### GOAL:
Take every line from the material that has the word "降低劳动者实际职业病危害接触水平" in it.

### GIVEN DATA:
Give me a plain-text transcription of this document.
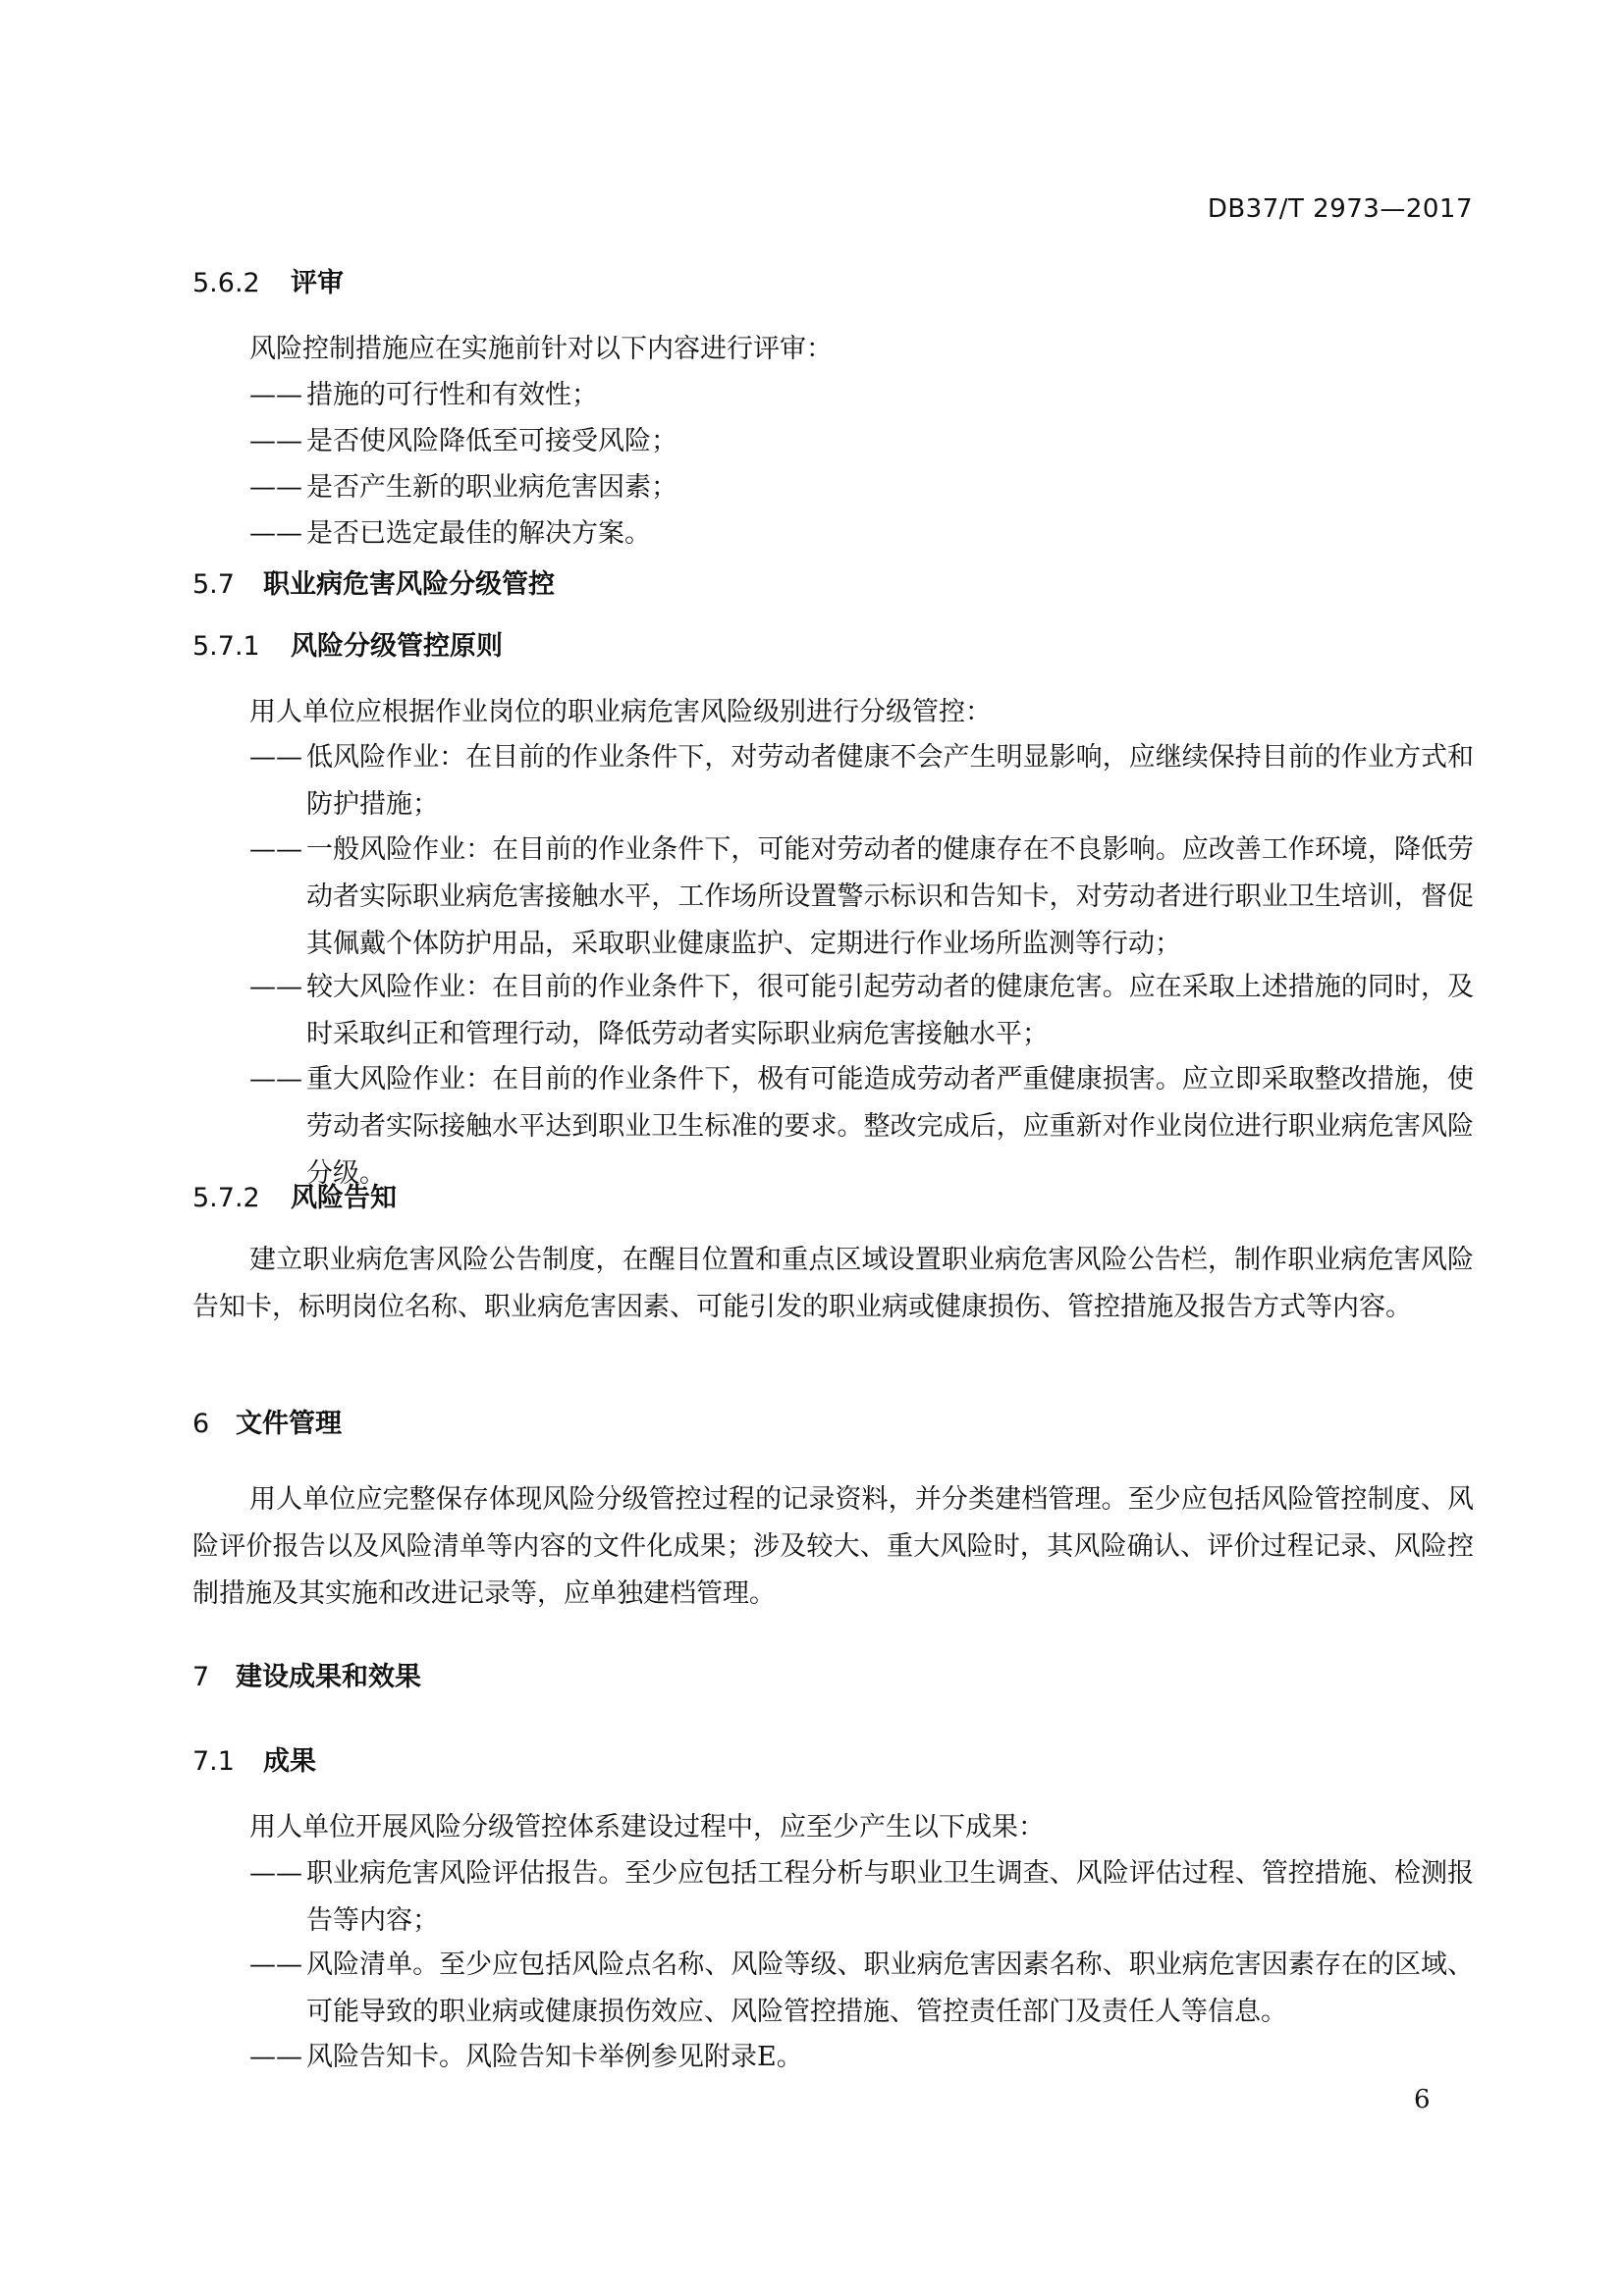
DB37/T 2973—2017
5.6.2 评审
风险控制措施应在实施前针对以下内容进行评审：
—— 措施的可行性和有效性；
—— 是否使风险降低至可接受风险；
—— 是否产生新的职业病危害因素；
—— 是否已选定最佳的解决方案。
5.7 职业病危害风险分级管控
5.7.1 风险分级管控原则
用人单位应根据作业岗位的职业病危害风险级别进行分级管控：
—— 低风险作业：在目前的作业条件下，对劳动者健康不会产生明显影响，应继续保持目前的作业方式和防护措施；
—— 一般风险作业：在目前的作业条件下，可能对劳动者的健康存在不良影响。应改善工作环境，降低劳动者实际职业病危害接触水平，工作场所设置警示标识和告知卡，对劳动者进行职业卫生培训，督促其佩戴个体防护用品，采取职业健康监护、定期进行作业场所监测等行动；
—— 较大风险作业：在目前的作业条件下，很可能引起劳动者的健康危害。应在采取上述措施的同时，及时采取纠正和管理行动，降低劳动者实际职业病危害接触水平；
—— 重大风险作业：在目前的作业条件下，极有可能造成劳动者严重健康损害。应立即采取整改措施，使劳动者实际接触水平达到职业卫生标准的要求。整改完成后，应重新对作业岗位进行职业病危害风险分级。
5.7.2 风险告知
建立职业病危害风险公告制度，在醒目位置和重点区域设置职业病危害风险公告栏，制作职业病危害风险告知卡，标明岗位名称、职业病危害因素、可能引发的职业病或健康损伤、管控措施及报告方式等内容。
6 文件管理
用人单位应完整保存体现风险分级管控过程的记录资料，并分类建档管理。至少应包括风险管控制度、风险评价报告以及风险清单等内容的文件化成果；涉及较大、重大风险时，其风险确认、评价过程记录、风险控制措施及其实施和改进记录等，应单独建档管理。
7 建设成果和效果
7.1 成果
用人单位开展风险分级管控体系建设过程中，应至少产生以下成果：
—— 职业病危害风险评估报告。至少应包括工程分析与职业卫生调查、风险评估过程、管控措施、检测报告等内容；
—— 风险清单。至少应包括风险点名称、风险等级、职业病危害因素名称、职业病危害因素存在的区域、可能导致的职业病或健康损伤效应、风险管控措施、管控责任部门及责任人等信息。
—— 风险告知卡。风险告知卡举例参见附录E。
6
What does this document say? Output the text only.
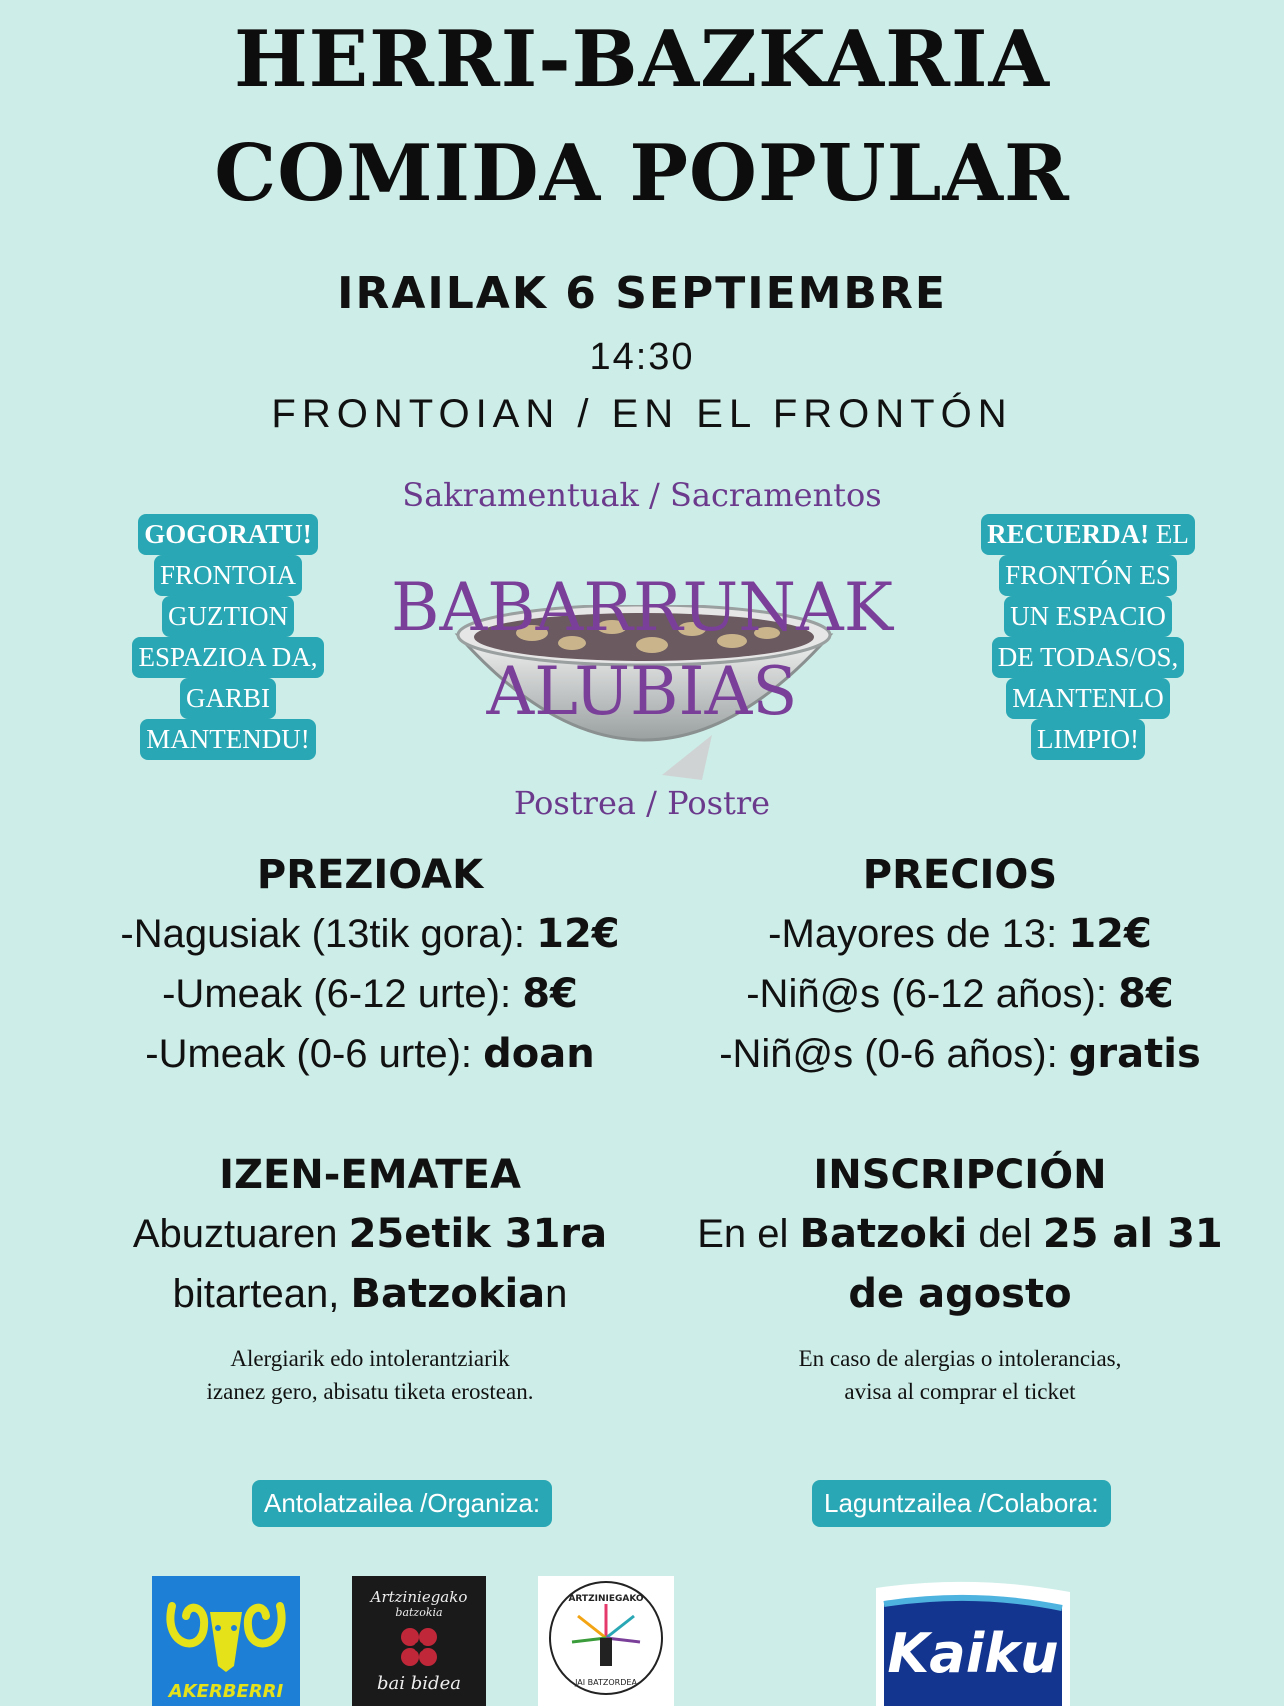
HERRI-BAZKARIA
COMIDA POPULAR
IRAILAK 6 SEPTIEMBRE
14:30
FRONTOIAN / EN EL FRONTÓN
Sakramentuak / Sacramentos
BABARRUNAK
ALUBIAS
Postrea / Postre
GOGORATU!
FRONTOIA
GUZTION
ESPAZIOA DA,
GARBI
MANTENDU!
RECUERDA! EL
FRONTÓN ES
UN ESPACIO
DE TODAS/OS,
MANTENLO
LIMPIO!
PREZIOAK
-Nagusiak (13tik gora): 12€
-Umeak (6-12 urte): 8€
-Umeak (0-6 urte): doan
PRECIOS
-Mayores de 13: 12€
-Niñ@s (6-12 años): 8€
-Niñ@s (0-6 años): gratis
IZEN-EMATEA
Abuztuaren 25etik 31ra
bitartean, Batzokian
Alergiarik edo intolerantziarik
izanez gero, abisatu tiketa erostean.
INSCRIPCIÓN
En el Batzoki del 25 al 31
de agosto
En caso de alergias o intolerancias,
avisa al comprar el ticket
Antolatzailea /Organiza:	Laguntzailea /Colabora:
AKERBERRI
Artziniegako
batzokia
bai bidea
ARTZINIEGAKO
JAI BATZORDEA	Kaiku
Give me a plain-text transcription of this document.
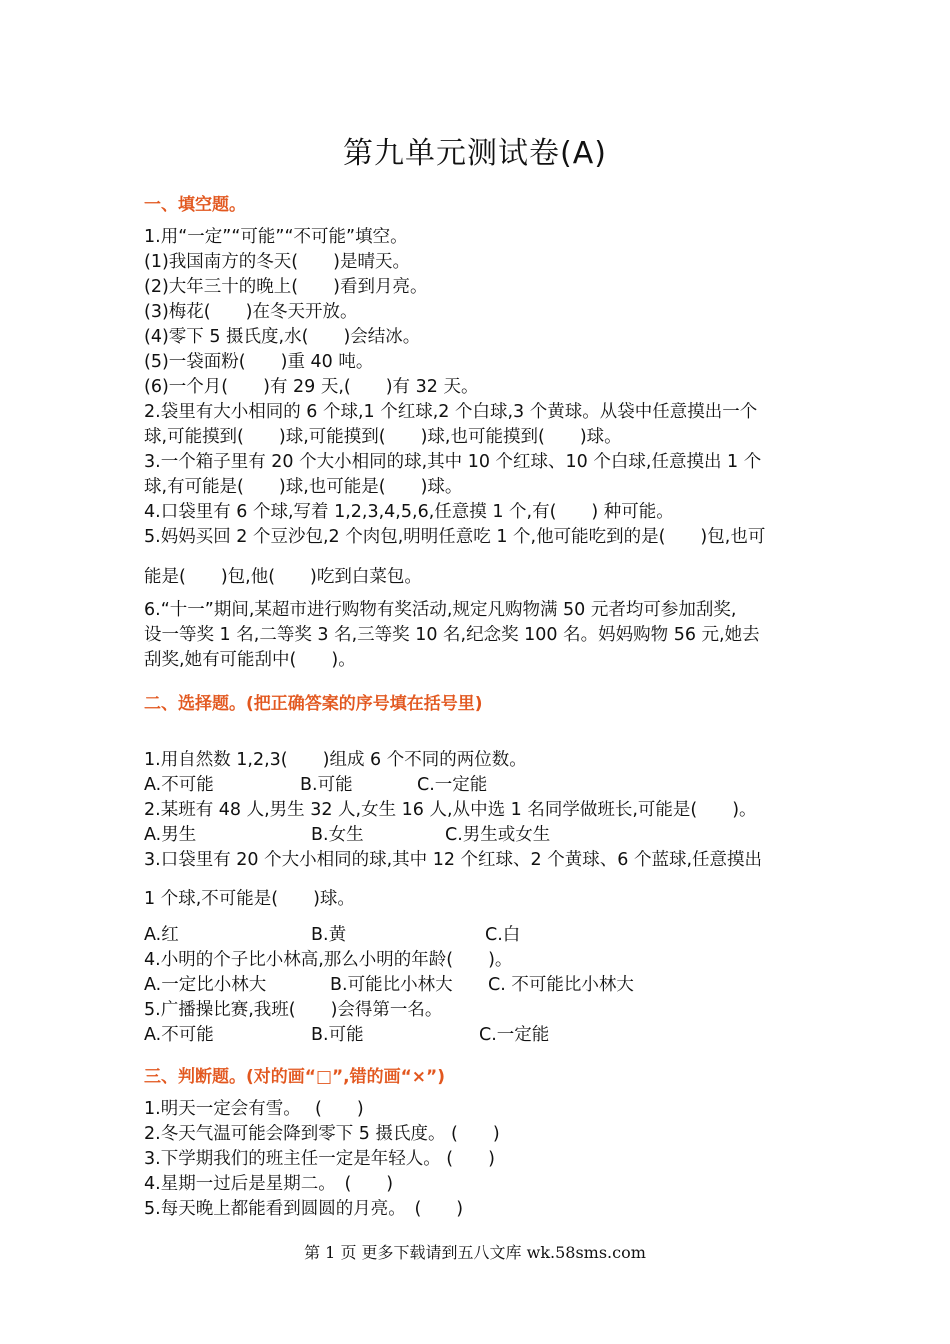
第九单元测试卷(A)
一、填空题。
1.用“一定”“可能”“不可能”填空。
(1)我国南方的冬天(　　)是晴天。
(2)大年三十的晚上(　　)看到月亮。
(3)梅花(　　)在冬天开放。
(4)零下 5 摄氏度,水(　　)会结冰。
(5)一袋面粉(　　)重 40 吨。
(6)一个月(　　)有 29 天,(　　)有 32 天。
2.袋里有大小相同的 6 个球,1 个红球,2 个白球,3 个黄球。从袋中任意摸出一个
球,可能摸到(　　)球,可能摸到(　　)球,也可能摸到(　　)球。
3.一个箱子里有 20 个大小相同的球,其中 10 个红球、10 个白球,任意摸出 1 个
球,有可能是(　　)球,也可能是(　　)球。
4.口袋里有 6 个球,写着 1,2,3,4,5,6,任意摸 1 个,有(　　) 种可能。
5.妈妈买回 2 个豆沙包,2 个肉包,明明任意吃 1 个,他可能吃到的是(　　)包,也可
能是(　　)包,他(　　)吃到白菜包。
6.“十一”期间,某超市进行购物有奖活动,规定凡购物满 50 元者均可参加刮奖,
设一等奖 1 名,二等奖 3 名,三等奖 10 名,纪念奖 100 名。妈妈购物 56 元,她去
刮奖,她有可能刮中(　　)。
二、选择题。(把正确答案的序号填在括号里)
1.用自然数 1,2,3(　　)组成 6 个不同的两位数。
A.不可能	B.可能	C.一定能
2.某班有 48 人,男生 32 人,女生 16 人,从中选 1 名同学做班长,可能是(　　)。
A.男生	B.女生	C.男生或女生
3.口袋里有 20 个大小相同的球,其中 12 个红球、2 个黄球、6 个蓝球,任意摸出
1 个球,不可能是(　　)球。
A.红	B.黄	C.白
4.小明的个子比小林高,那么小明的年龄(　　)。
A.一定比小林大	B.可能比小林大 C. 不可能比小林大
5.广播操比赛,我班(　　)会得第一名。
A.不可能	B.可能	C.一定能
三、判断题。(对的画“□”,错的画“×”)
1.明天一定会有雪。　 (　　)
2.冬天气温可能会降到零下 5 摄氏度。 (　　)
3.下学期我们的班主任一定是年轻人。 (　　)
4.星期一过后是星期二。　(　　)
5.每天晚上都能看到圆圆的月亮。　(　　)
第 1 页 更多下载请到五八文库 wk.58sms.com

### RESULT OF THE EXERCISE:
—— 一般风险作业：在目前的作业条件下，可能对劳动者的健康存在不良影响。应改善工作环境，降低劳动者实际职业病危害接触水平，工作场所设置警示标识和告知卡，对劳动者进行职业卫生培训，督促其佩戴个体防护用品，采取职业健康监护、定期进行作业场所监测等行动；
—— 较大风险作业：在目前的作业条件下，很可能引起劳动者的健康危害。应在采取上述措施的同时，及时采取纠正和管理行动，降低劳动者实际职业病危害接触水平；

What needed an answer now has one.